→ Stated exercise: Track down each line that has the word "Make" and copy it.

####################

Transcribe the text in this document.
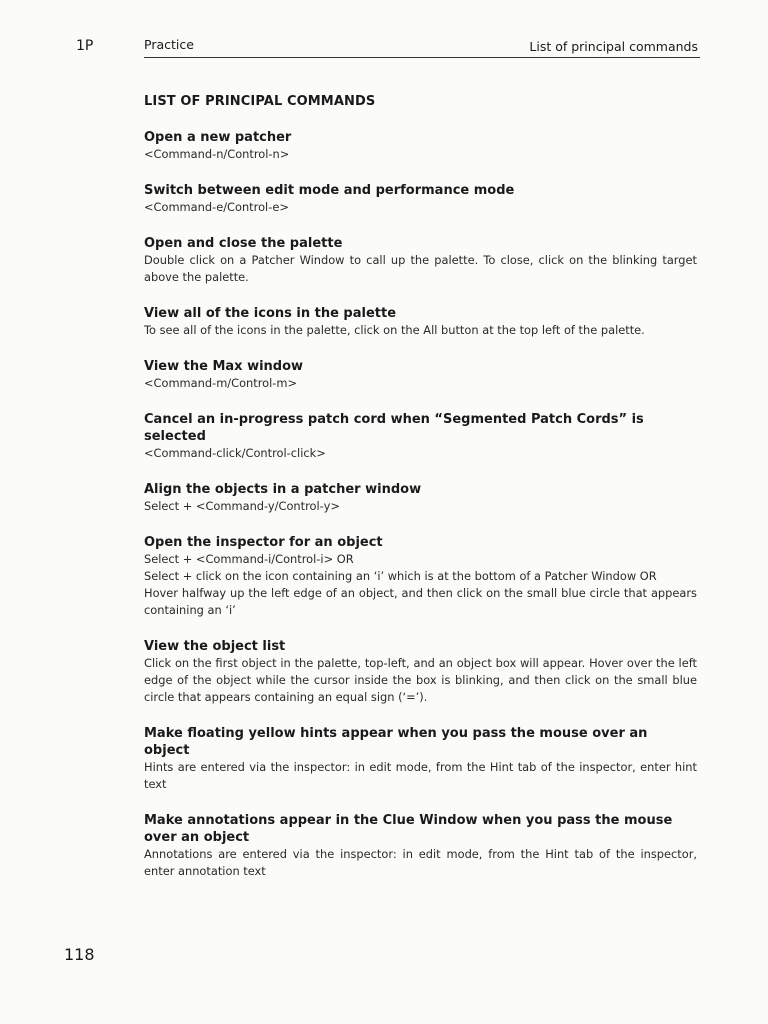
1P	Practice	List of principal commands
LIST OF PRINCIPAL COMMANDS
Open a new patcher
<Command-n/Control-n>
Switch between edit mode and performance mode
<Command-e/Control-e>
Open and close the palette
Double click on a Patcher Window to call up the palette. To close, click on the blinking target above the palette.
View all of the icons in the palette
To see all of the icons in the palette, click on the All button at the top left of the palette.
View the Max window
<Command-m/Control-m>
Cancel an in-progress patch cord when “Segmented Patch Cords” is selected
<Command-click/Control-click>
Align the objects in a patcher window
Select + <Command-y/Control-y>
Open the inspector for an object
Select + <Command-i/Control-i> OR
Select + click on the icon containing an ‘i’ which is at the bottom of a Patcher Window OR
Hover halfway up the left edge of an object, and then click on the small blue circle that appears containing an ‘i’
View the object list
Click on the first object in the palette, top-left, and an object box will appear. Hover over the left edge of the object while the cursor inside the box is blinking, and then click on the small blue circle that appears containing an equal sign (‘=’).
Make floating yellow hints appear when you pass the mouse over an object
Hints are entered via the inspector: in edit mode, from the Hint tab of the inspector, enter hint text
Make annotations appear in the Clue Window when you pass the mouse over an object
Annotations are entered via the inspector: in edit mode, from the Hint tab of the inspector, enter annotation text
118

####################

→ Solution:
Make floating yellow hints appear when you pass the mouse over an object
Make annotations appear in the Clue Window when you pass the mouse over an object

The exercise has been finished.